▶ [Records shown]:

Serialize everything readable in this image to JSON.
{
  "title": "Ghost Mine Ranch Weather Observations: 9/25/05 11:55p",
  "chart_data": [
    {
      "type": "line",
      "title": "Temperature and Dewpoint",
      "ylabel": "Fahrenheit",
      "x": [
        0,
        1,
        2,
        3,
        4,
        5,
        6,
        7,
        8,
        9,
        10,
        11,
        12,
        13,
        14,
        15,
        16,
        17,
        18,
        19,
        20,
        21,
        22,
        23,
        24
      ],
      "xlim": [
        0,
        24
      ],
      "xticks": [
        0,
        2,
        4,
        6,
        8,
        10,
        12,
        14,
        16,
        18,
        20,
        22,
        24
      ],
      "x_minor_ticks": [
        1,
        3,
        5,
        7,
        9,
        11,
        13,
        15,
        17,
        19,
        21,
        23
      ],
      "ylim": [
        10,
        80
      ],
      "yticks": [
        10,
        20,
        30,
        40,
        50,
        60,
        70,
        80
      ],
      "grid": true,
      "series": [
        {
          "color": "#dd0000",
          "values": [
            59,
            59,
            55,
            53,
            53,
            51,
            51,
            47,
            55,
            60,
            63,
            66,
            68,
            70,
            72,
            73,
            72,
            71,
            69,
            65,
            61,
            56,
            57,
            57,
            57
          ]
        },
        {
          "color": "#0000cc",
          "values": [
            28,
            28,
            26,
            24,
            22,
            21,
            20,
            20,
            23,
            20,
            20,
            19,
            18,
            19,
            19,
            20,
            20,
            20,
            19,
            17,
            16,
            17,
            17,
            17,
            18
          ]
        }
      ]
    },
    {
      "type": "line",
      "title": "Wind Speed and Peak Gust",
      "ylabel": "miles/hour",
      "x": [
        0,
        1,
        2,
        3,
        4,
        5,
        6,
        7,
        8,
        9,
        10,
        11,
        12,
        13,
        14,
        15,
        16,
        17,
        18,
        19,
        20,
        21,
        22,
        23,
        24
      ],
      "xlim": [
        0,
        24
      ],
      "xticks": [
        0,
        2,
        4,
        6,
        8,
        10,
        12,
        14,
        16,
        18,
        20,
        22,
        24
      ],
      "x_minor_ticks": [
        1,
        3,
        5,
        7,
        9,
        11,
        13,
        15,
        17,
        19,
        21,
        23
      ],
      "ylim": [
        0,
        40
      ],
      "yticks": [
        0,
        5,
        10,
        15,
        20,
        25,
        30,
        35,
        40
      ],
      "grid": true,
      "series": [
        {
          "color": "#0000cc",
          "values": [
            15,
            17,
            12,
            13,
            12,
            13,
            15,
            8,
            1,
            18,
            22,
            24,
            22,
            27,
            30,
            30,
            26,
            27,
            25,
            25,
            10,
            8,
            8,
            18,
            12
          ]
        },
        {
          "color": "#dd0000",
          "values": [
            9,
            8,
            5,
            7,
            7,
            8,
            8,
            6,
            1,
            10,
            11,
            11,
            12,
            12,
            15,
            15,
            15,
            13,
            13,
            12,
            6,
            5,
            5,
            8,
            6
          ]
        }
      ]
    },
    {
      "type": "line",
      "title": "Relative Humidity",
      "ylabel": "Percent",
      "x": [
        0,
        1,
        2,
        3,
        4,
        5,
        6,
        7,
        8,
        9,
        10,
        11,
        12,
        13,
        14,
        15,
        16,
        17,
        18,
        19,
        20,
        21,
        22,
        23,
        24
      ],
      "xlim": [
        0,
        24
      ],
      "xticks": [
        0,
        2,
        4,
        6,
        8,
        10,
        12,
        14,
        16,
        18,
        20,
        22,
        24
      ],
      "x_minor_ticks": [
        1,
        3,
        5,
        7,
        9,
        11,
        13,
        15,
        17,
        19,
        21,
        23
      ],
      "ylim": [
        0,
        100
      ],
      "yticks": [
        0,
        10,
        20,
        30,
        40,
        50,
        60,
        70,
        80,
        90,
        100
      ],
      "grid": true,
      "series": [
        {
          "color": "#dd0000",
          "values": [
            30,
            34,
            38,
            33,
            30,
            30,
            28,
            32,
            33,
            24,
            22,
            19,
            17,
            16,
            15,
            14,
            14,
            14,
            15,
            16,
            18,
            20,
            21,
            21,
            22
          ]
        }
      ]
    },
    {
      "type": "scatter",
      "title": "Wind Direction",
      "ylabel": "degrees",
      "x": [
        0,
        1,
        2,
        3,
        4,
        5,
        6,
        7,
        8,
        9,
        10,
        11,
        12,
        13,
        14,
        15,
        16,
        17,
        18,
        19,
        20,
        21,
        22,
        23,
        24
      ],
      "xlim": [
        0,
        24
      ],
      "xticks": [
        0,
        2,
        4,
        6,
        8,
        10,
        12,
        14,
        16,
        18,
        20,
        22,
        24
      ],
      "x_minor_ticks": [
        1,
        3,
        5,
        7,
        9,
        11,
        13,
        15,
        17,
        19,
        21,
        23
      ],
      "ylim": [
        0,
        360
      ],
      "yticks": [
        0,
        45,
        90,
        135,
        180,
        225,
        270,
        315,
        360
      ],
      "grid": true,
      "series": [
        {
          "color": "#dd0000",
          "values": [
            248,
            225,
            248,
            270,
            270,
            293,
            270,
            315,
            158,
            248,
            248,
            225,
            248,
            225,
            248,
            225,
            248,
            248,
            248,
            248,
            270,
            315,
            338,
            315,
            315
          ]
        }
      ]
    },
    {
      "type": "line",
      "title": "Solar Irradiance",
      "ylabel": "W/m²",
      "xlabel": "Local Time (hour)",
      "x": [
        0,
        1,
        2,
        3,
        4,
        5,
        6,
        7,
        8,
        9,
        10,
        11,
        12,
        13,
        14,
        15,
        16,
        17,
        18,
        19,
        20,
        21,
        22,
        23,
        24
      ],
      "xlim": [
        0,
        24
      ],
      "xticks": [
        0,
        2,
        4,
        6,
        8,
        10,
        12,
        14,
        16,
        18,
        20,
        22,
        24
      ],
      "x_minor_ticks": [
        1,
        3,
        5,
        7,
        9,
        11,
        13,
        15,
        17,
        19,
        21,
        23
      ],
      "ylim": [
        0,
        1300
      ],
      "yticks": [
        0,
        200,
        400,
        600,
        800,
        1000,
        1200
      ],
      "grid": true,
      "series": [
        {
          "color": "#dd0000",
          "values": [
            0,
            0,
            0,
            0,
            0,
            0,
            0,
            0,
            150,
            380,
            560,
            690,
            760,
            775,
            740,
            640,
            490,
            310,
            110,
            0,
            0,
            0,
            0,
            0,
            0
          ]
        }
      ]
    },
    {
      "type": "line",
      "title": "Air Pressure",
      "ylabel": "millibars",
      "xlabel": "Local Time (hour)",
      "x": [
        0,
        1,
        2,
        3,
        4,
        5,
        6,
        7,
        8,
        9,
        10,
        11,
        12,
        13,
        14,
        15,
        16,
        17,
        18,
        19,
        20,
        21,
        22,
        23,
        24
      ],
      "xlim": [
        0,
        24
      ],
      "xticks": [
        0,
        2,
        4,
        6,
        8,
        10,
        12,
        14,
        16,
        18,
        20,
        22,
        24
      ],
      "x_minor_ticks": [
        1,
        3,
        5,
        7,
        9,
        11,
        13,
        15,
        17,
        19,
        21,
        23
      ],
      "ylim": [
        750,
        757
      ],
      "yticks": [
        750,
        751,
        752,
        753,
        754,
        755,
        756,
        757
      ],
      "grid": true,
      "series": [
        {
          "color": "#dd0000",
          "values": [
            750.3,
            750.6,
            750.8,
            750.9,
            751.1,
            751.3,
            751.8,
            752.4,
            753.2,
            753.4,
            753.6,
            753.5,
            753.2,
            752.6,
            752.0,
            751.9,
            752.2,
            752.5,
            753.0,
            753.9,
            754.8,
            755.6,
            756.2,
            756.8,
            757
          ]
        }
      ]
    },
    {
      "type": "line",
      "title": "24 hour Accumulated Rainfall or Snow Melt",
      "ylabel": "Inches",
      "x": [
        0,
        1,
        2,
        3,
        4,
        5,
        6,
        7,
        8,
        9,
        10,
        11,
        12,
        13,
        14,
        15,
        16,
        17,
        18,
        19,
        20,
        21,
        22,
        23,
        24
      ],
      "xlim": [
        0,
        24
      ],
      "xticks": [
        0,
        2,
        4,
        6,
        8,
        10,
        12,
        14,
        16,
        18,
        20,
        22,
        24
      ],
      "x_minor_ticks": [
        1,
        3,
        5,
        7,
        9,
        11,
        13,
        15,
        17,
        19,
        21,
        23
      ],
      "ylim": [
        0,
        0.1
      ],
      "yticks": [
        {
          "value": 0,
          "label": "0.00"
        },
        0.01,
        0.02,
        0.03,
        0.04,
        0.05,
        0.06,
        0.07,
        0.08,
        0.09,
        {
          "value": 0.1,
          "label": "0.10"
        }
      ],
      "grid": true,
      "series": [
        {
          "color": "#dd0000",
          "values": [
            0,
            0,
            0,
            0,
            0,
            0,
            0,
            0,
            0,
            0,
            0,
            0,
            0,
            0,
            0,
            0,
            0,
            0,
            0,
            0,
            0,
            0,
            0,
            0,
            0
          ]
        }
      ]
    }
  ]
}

▶ [Task details]: Every line of the records that includes the word "ylabel" should be gathered.

▶ [Answer to the exercise]:
      "ylabel": "Fahrenheit",
      "ylabel": "miles/hour",
      "ylabel": "Percent",
      "ylabel": "degrees",
      "ylabel": "W/m²",
      "ylabel": "millibars",
      "ylabel": "Inches",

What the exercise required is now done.